**Data entries for graphics**
......

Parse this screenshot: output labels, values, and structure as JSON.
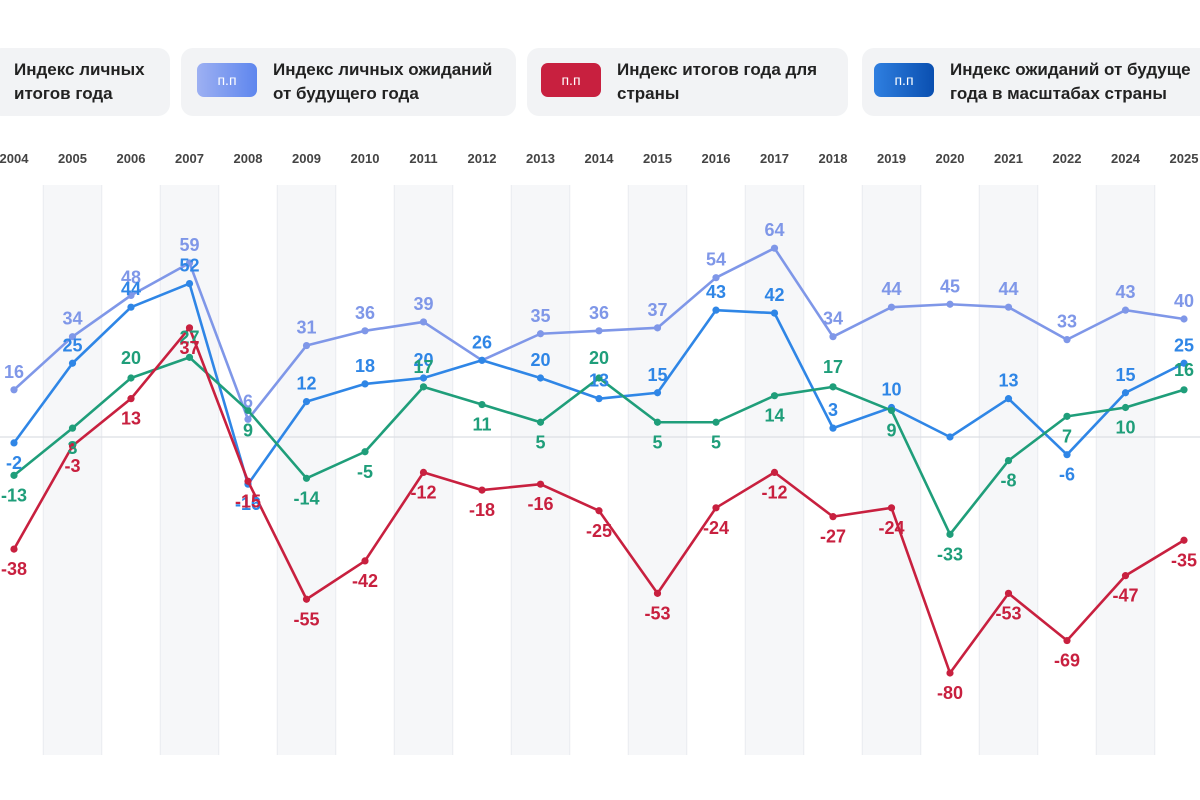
{
  "legend": {
    "items": [
      {
        "text": "Индекс личных\nитогов года"
      },
      {
        "badge": "п.п",
        "text": "Индекс личных ожиданий\nот будущего года"
      },
      {
        "badge": "п.п",
        "text": "Индекс итогов года для\nстраны"
      },
      {
        "badge": "п.п",
        "text": "Индекс ожиданий от будуще\nгода в масштабах страны"
      }
    ]
  },
  "chart_data": {
    "type": "line",
    "categories": [
      "2004",
      "2005",
      "2006",
      "2007",
      "2008",
      "2009",
      "2010",
      "2011",
      "2012",
      "2013",
      "2014",
      "2015",
      "2016",
      "2017",
      "2018",
      "2019",
      "2020",
      "2021",
      "2022",
      "2024",
      "2025"
    ],
    "ylim": [
      -95,
      70
    ],
    "series": [
      {
        "name": "Индекс личных ожиданий от будущего года",
        "color": "#7f97e8",
        "values": [
          16,
          34,
          48,
          59,
          6,
          31,
          36,
          39,
          26,
          35,
          36,
          37,
          54,
          64,
          34,
          44,
          45,
          44,
          33,
          43,
          40
        ],
        "labels": [
          "16",
          "34",
          "48",
          "59",
          "6",
          "31",
          "36",
          "39",
          "",
          "35",
          "36",
          "37",
          "54",
          "64",
          "34",
          "44",
          "45",
          "44",
          "33",
          "43",
          "40"
        ]
      },
      {
        "name": "Индекс ожиданий от будущего года в масштабах страны",
        "color": "#2f86e6",
        "values": [
          -2,
          25,
          44,
          52,
          -16,
          12,
          18,
          20,
          26,
          20,
          13,
          15,
          43,
          42,
          3,
          10,
          0,
          13,
          -6,
          15,
          25
        ],
        "labels": [
          "-2",
          "25",
          "44",
          "52",
          "-16",
          "12",
          "18",
          "20",
          "26",
          "20",
          "13",
          "15",
          "43",
          "42",
          "3",
          "10",
          "",
          "13",
          "-6",
          "15",
          "25"
        ]
      },
      {
        "name": "Индекс личных итогов года",
        "color": "#1f9e7a",
        "values": [
          -13,
          3,
          20,
          27,
          9,
          -14,
          -5,
          17,
          11,
          5,
          20,
          5,
          5,
          14,
          17,
          9,
          -33,
          -8,
          7,
          10,
          16
        ],
        "labels": [
          "-13",
          "3",
          "20",
          "27",
          "9",
          "-14",
          "-5",
          "17",
          "11",
          "5",
          "20",
          "5",
          "5",
          "14",
          "17",
          "9",
          "-33",
          "-8",
          "7",
          "10",
          "16"
        ]
      },
      {
        "name": "Индекс итогов года для страны",
        "color": "#c8203f",
        "values": [
          -38,
          -3,
          13,
          37,
          -15,
          -55,
          -42,
          -12,
          -18,
          -16,
          -25,
          -53,
          -24,
          -12,
          -27,
          -24,
          -80,
          -53,
          -69,
          -47,
          -35
        ],
        "labels": [
          "-38",
          "-3",
          "13",
          "37",
          "-15",
          "-55",
          "-42",
          "-12",
          "-18",
          "-16",
          "-25",
          "-53",
          "-24",
          "-12",
          "-27",
          "-24",
          "-80",
          "-53",
          "-69",
          "-47",
          "-35"
        ]
      }
    ]
  }
}
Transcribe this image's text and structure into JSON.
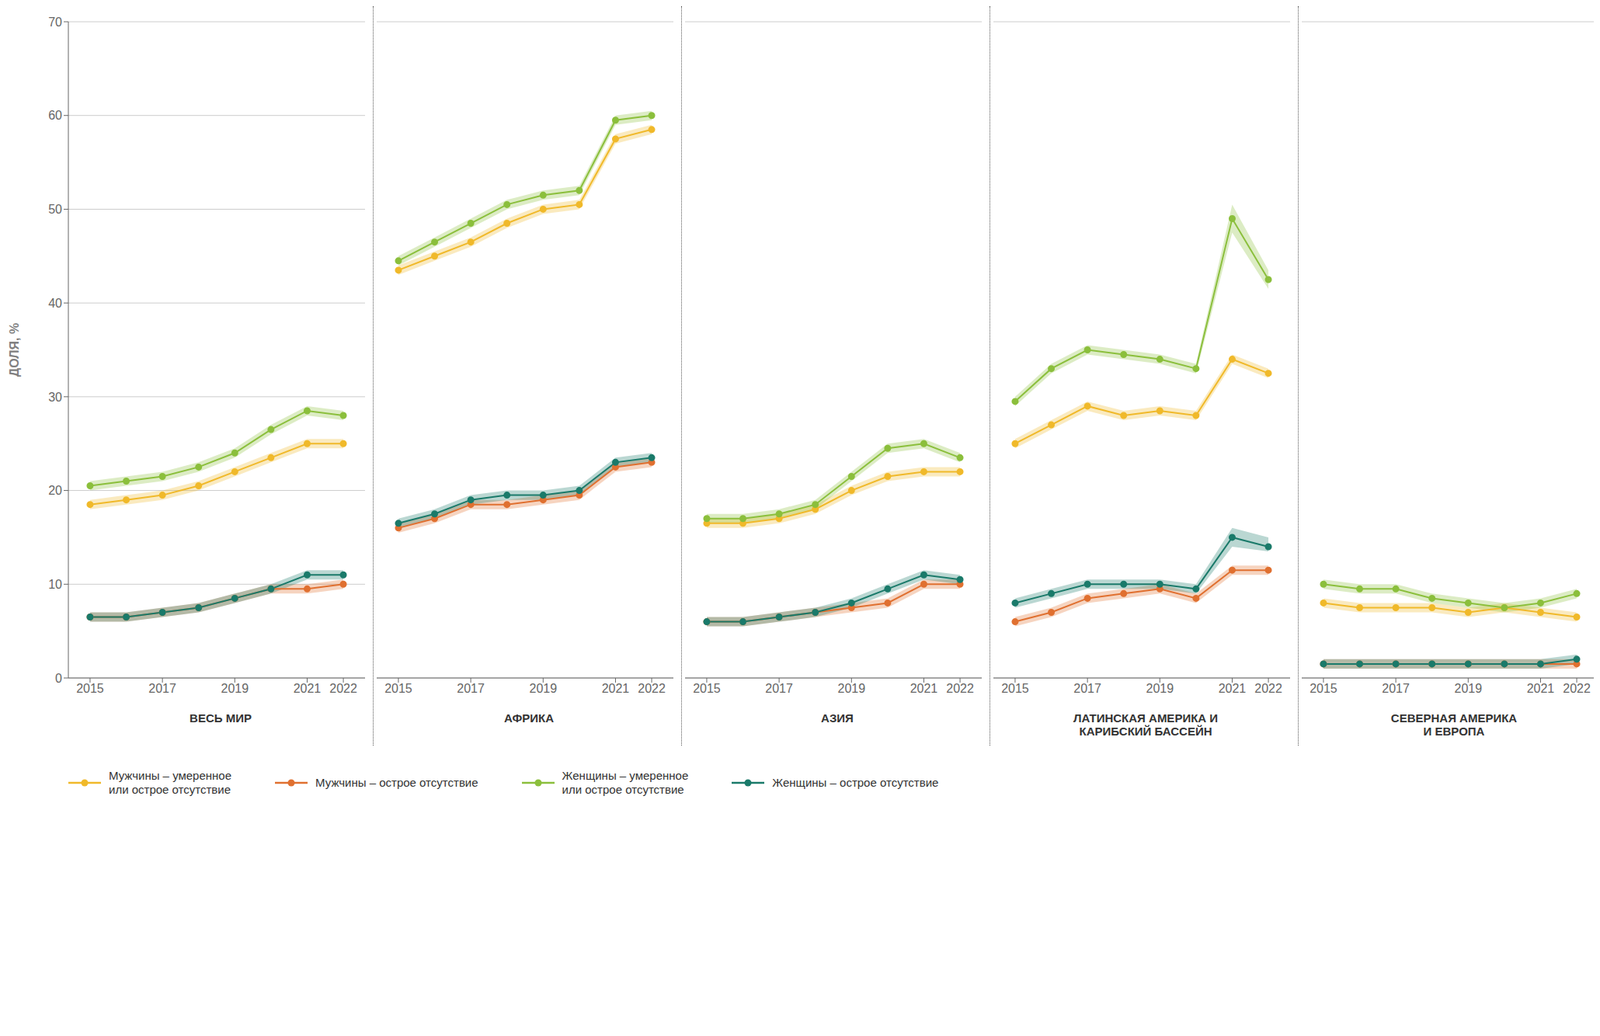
{
  "chart_data": [
    {
      "type": "line",
      "title": "ВЕСЬ МИР",
      "ylabel": "ДОЛЯ, %",
      "x": [
        2015,
        2016,
        2017,
        2018,
        2019,
        2020,
        2021,
        2022
      ],
      "xlim": [
        2014.4,
        2022.6
      ],
      "xticks": [
        2015,
        2017,
        2019,
        2021,
        2022
      ],
      "ylim": [
        0,
        70
      ],
      "yticks": [
        0,
        10,
        20,
        30,
        40,
        50,
        60,
        70
      ],
      "grid": true,
      "marker": "circle",
      "series": [
        {
          "name": "Мужчины – умеренное\nили острое отсутствие",
          "color": "#F0B92A",
          "values": [
            18.5,
            19.0,
            19.5,
            20.5,
            22.0,
            23.5,
            25.0,
            25.0
          ],
          "lower": [
            18.0,
            18.5,
            19.0,
            20.0,
            21.5,
            23.0,
            24.5,
            24.5
          ],
          "upper": [
            19.0,
            19.5,
            20.0,
            21.0,
            22.5,
            24.0,
            25.5,
            25.5
          ]
        },
        {
          "name": "Мужчины – острое отсутствие",
          "color": "#E07030",
          "values": [
            6.5,
            6.5,
            7.0,
            7.5,
            8.5,
            9.5,
            9.5,
            10.0
          ],
          "lower": [
            6.0,
            6.0,
            6.5,
            7.0,
            8.0,
            9.0,
            9.0,
            9.5
          ],
          "upper": [
            7.0,
            7.0,
            7.5,
            8.0,
            9.0,
            10.0,
            10.0,
            10.5
          ]
        },
        {
          "name": "Женщины – умеренное\nили острое отсутствие",
          "color": "#8BBF3C",
          "values": [
            20.5,
            21.0,
            21.5,
            22.5,
            24.0,
            26.5,
            28.5,
            28.0
          ],
          "lower": [
            20.0,
            20.5,
            21.0,
            22.0,
            23.5,
            26.0,
            28.0,
            27.5
          ],
          "upper": [
            21.0,
            21.5,
            22.0,
            23.0,
            24.5,
            27.0,
            29.0,
            28.5
          ]
        },
        {
          "name": "Женщины – острое отсутствие",
          "color": "#1A7A6A",
          "values": [
            6.5,
            6.5,
            7.0,
            7.5,
            8.5,
            9.5,
            11.0,
            11.0
          ],
          "lower": [
            6.0,
            6.0,
            6.5,
            7.0,
            8.0,
            9.0,
            10.5,
            10.5
          ],
          "upper": [
            7.0,
            7.0,
            7.5,
            8.0,
            9.0,
            10.0,
            11.5,
            11.5
          ]
        }
      ]
    },
    {
      "type": "line",
      "title": "АФРИКА",
      "x": [
        2015,
        2016,
        2017,
        2018,
        2019,
        2020,
        2021,
        2022
      ],
      "xlim": [
        2014.4,
        2022.6
      ],
      "xticks": [
        2015,
        2017,
        2019,
        2021,
        2022
      ],
      "ylim": [
        0,
        70
      ],
      "yticks": [
        0,
        10,
        20,
        30,
        40,
        50,
        60,
        70
      ],
      "grid": true,
      "tick_labels": "x",
      "marker": "circle",
      "series": [
        {
          "name": "Мужчины – умеренное\nили острое отсутствие",
          "color": "#F0B92A",
          "values": [
            43.5,
            45.0,
            46.5,
            48.5,
            50.0,
            50.5,
            57.5,
            58.5
          ],
          "lower": [
            43.0,
            44.5,
            46.0,
            48.0,
            49.5,
            50.0,
            57.0,
            58.0
          ],
          "upper": [
            44.0,
            45.5,
            47.0,
            49.0,
            50.5,
            51.0,
            58.0,
            59.0
          ]
        },
        {
          "name": "Мужчины – острое отсутствие",
          "color": "#E07030",
          "values": [
            16.0,
            17.0,
            18.5,
            18.5,
            19.0,
            19.5,
            22.5,
            23.0
          ],
          "lower": [
            15.5,
            16.5,
            18.0,
            18.0,
            18.5,
            19.0,
            22.0,
            22.5
          ],
          "upper": [
            16.5,
            17.5,
            19.0,
            19.0,
            19.5,
            20.0,
            23.0,
            23.5
          ]
        },
        {
          "name": "Женщины – умеренное\nили острое отсутствие",
          "color": "#8BBF3C",
          "values": [
            44.5,
            46.5,
            48.5,
            50.5,
            51.5,
            52.0,
            59.5,
            60.0
          ],
          "lower": [
            44.0,
            46.0,
            48.0,
            50.0,
            51.0,
            51.5,
            59.0,
            59.5
          ],
          "upper": [
            45.0,
            47.0,
            49.0,
            51.0,
            52.0,
            52.5,
            60.0,
            60.5
          ]
        },
        {
          "name": "Женщины – острое отсутствие",
          "color": "#1A7A6A",
          "values": [
            16.5,
            17.5,
            19.0,
            19.5,
            19.5,
            20.0,
            23.0,
            23.5
          ],
          "lower": [
            16.0,
            17.0,
            18.5,
            19.0,
            19.0,
            19.5,
            22.5,
            23.0
          ],
          "upper": [
            17.0,
            18.0,
            19.5,
            20.0,
            20.0,
            20.5,
            23.5,
            24.0
          ]
        }
      ]
    },
    {
      "type": "line",
      "title": "АЗИЯ",
      "x": [
        2015,
        2016,
        2017,
        2018,
        2019,
        2020,
        2021,
        2022
      ],
      "xlim": [
        2014.4,
        2022.6
      ],
      "xticks": [
        2015,
        2017,
        2019,
        2021,
        2022
      ],
      "ylim": [
        0,
        70
      ],
      "yticks": [
        0,
        10,
        20,
        30,
        40,
        50,
        60,
        70
      ],
      "grid": true,
      "tick_labels": "x",
      "marker": "circle",
      "series": [
        {
          "name": "Мужчины – умеренное\nили острое отсутствие",
          "color": "#F0B92A",
          "values": [
            16.5,
            16.5,
            17.0,
            18.0,
            20.0,
            21.5,
            22.0,
            22.0
          ],
          "lower": [
            16.0,
            16.0,
            16.5,
            17.5,
            19.5,
            21.0,
            21.5,
            21.5
          ],
          "upper": [
            17.0,
            17.0,
            17.5,
            18.5,
            20.5,
            22.0,
            22.5,
            22.5
          ]
        },
        {
          "name": "Мужчины – острое отсутствие",
          "color": "#E07030",
          "values": [
            6.0,
            6.0,
            6.5,
            7.0,
            7.5,
            8.0,
            10.0,
            10.0
          ],
          "lower": [
            5.5,
            5.5,
            6.0,
            6.5,
            7.0,
            7.5,
            9.5,
            9.5
          ],
          "upper": [
            6.5,
            6.5,
            7.0,
            7.5,
            8.0,
            8.5,
            10.5,
            10.5
          ]
        },
        {
          "name": "Женщины – умеренное\nили острое отсутствие",
          "color": "#8BBF3C",
          "values": [
            17.0,
            17.0,
            17.5,
            18.5,
            21.5,
            24.5,
            25.0,
            23.5
          ],
          "lower": [
            16.5,
            16.5,
            17.0,
            18.0,
            21.0,
            24.0,
            24.5,
            23.0
          ],
          "upper": [
            17.5,
            17.5,
            18.0,
            19.0,
            22.0,
            25.0,
            25.5,
            24.0
          ]
        },
        {
          "name": "Женщины – острое отсутствие",
          "color": "#1A7A6A",
          "values": [
            6.0,
            6.0,
            6.5,
            7.0,
            8.0,
            9.5,
            11.0,
            10.5
          ],
          "lower": [
            5.5,
            5.5,
            6.0,
            6.5,
            7.5,
            9.0,
            10.5,
            10.0
          ],
          "upper": [
            6.5,
            6.5,
            7.0,
            7.5,
            8.5,
            10.0,
            11.5,
            11.0
          ]
        }
      ]
    },
    {
      "type": "line",
      "title": "ЛАТИНСКАЯ АМЕРИКА И\nКАРИБСКИЙ БАССЕЙН",
      "x": [
        2015,
        2016,
        2017,
        2018,
        2019,
        2020,
        2021,
        2022
      ],
      "xlim": [
        2014.4,
        2022.6
      ],
      "xticks": [
        2015,
        2017,
        2019,
        2021,
        2022
      ],
      "ylim": [
        0,
        70
      ],
      "yticks": [
        0,
        10,
        20,
        30,
        40,
        50,
        60,
        70
      ],
      "grid": true,
      "tick_labels": "x",
      "marker": "circle",
      "series": [
        {
          "name": "Мужчины – умеренное\nили острое отсутствие",
          "color": "#F0B92A",
          "values": [
            25.0,
            27.0,
            29.0,
            28.0,
            28.5,
            28.0,
            34.0,
            32.5
          ],
          "lower": [
            24.5,
            26.5,
            28.5,
            27.5,
            28.0,
            27.5,
            33.5,
            32.0
          ],
          "upper": [
            25.5,
            27.5,
            29.5,
            28.5,
            29.0,
            28.5,
            34.5,
            33.0
          ]
        },
        {
          "name": "Мужчины – острое отсутствие",
          "color": "#E07030",
          "values": [
            6.0,
            7.0,
            8.5,
            9.0,
            9.5,
            8.5,
            11.5,
            11.5
          ],
          "lower": [
            5.5,
            6.5,
            8.0,
            8.5,
            9.0,
            8.0,
            11.0,
            11.0
          ],
          "upper": [
            6.5,
            7.5,
            9.0,
            9.5,
            10.0,
            9.0,
            12.0,
            12.0
          ]
        },
        {
          "name": "Женщины – умеренное\nили острое отсутствие",
          "color": "#8BBF3C",
          "values": [
            29.5,
            33.0,
            35.0,
            34.5,
            34.0,
            33.0,
            49.0,
            42.5
          ],
          "lower": [
            29.0,
            32.5,
            34.5,
            34.0,
            33.5,
            32.5,
            47.5,
            41.5
          ],
          "upper": [
            30.0,
            33.5,
            35.5,
            35.0,
            34.5,
            33.5,
            50.5,
            43.5
          ]
        },
        {
          "name": "Женщины – острое отсутствие",
          "color": "#1A7A6A",
          "values": [
            8.0,
            9.0,
            10.0,
            10.0,
            10.0,
            9.5,
            15.0,
            14.0
          ],
          "lower": [
            7.5,
            8.5,
            9.5,
            9.5,
            9.5,
            9.0,
            14.0,
            13.5
          ],
          "upper": [
            8.5,
            9.5,
            10.5,
            10.5,
            10.5,
            10.0,
            16.0,
            15.0
          ]
        }
      ]
    },
    {
      "type": "line",
      "title": "СЕВЕРНАЯ АМЕРИКА\nИ ЕВРОПА",
      "x": [
        2015,
        2016,
        2017,
        2018,
        2019,
        2020,
        2021,
        2022
      ],
      "xlim": [
        2014.4,
        2022.6
      ],
      "xticks": [
        2015,
        2017,
        2019,
        2021,
        2022
      ],
      "ylim": [
        0,
        70
      ],
      "yticks": [
        0,
        10,
        20,
        30,
        40,
        50,
        60,
        70
      ],
      "grid": true,
      "tick_labels": "x",
      "marker": "circle",
      "series": [
        {
          "name": "Мужчины – умеренное\nили острое отсутствие",
          "color": "#F0B92A",
          "values": [
            8.0,
            7.5,
            7.5,
            7.5,
            7.0,
            7.5,
            7.0,
            6.5
          ],
          "lower": [
            7.5,
            7.0,
            7.0,
            7.0,
            6.5,
            7.0,
            6.5,
            6.0
          ],
          "upper": [
            8.5,
            8.0,
            8.0,
            8.0,
            7.5,
            8.0,
            7.5,
            7.0
          ]
        },
        {
          "name": "Мужчины – острое отсутствие",
          "color": "#E07030",
          "values": [
            1.5,
            1.5,
            1.5,
            1.5,
            1.5,
            1.5,
            1.5,
            1.5
          ],
          "lower": [
            1.0,
            1.0,
            1.0,
            1.0,
            1.0,
            1.0,
            1.0,
            1.0
          ],
          "upper": [
            2.0,
            2.0,
            2.0,
            2.0,
            2.0,
            2.0,
            2.0,
            2.0
          ]
        },
        {
          "name": "Женщины – умеренное\nили острое отсутствие",
          "color": "#8BBF3C",
          "values": [
            10.0,
            9.5,
            9.5,
            8.5,
            8.0,
            7.5,
            8.0,
            9.0
          ],
          "lower": [
            9.5,
            9.0,
            9.0,
            8.0,
            7.5,
            7.0,
            7.5,
            8.5
          ],
          "upper": [
            10.5,
            10.0,
            10.0,
            9.0,
            8.5,
            8.0,
            8.5,
            9.5
          ]
        },
        {
          "name": "Женщины – острое отсутствие",
          "color": "#1A7A6A",
          "values": [
            1.5,
            1.5,
            1.5,
            1.5,
            1.5,
            1.5,
            1.5,
            2.0
          ],
          "lower": [
            1.0,
            1.0,
            1.0,
            1.0,
            1.0,
            1.0,
            1.0,
            1.5
          ],
          "upper": [
            2.0,
            2.0,
            2.0,
            2.0,
            2.0,
            2.0,
            2.0,
            2.5
          ]
        }
      ]
    }
  ]
}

......

**Exercise prompt**
Copy out every line where the word "text" occurs.

**Result of the exercise**
        "text": "Индекс личных\nитогов года"
        "text": "Индекс личных ожиданий\nот будущего года"
        "text": "Индекс итогов года для\nстраны"
        "text": "Индекс ожиданий от будуще\nгода в масштабах страны"
Transcribe this image's text and structure into JSON.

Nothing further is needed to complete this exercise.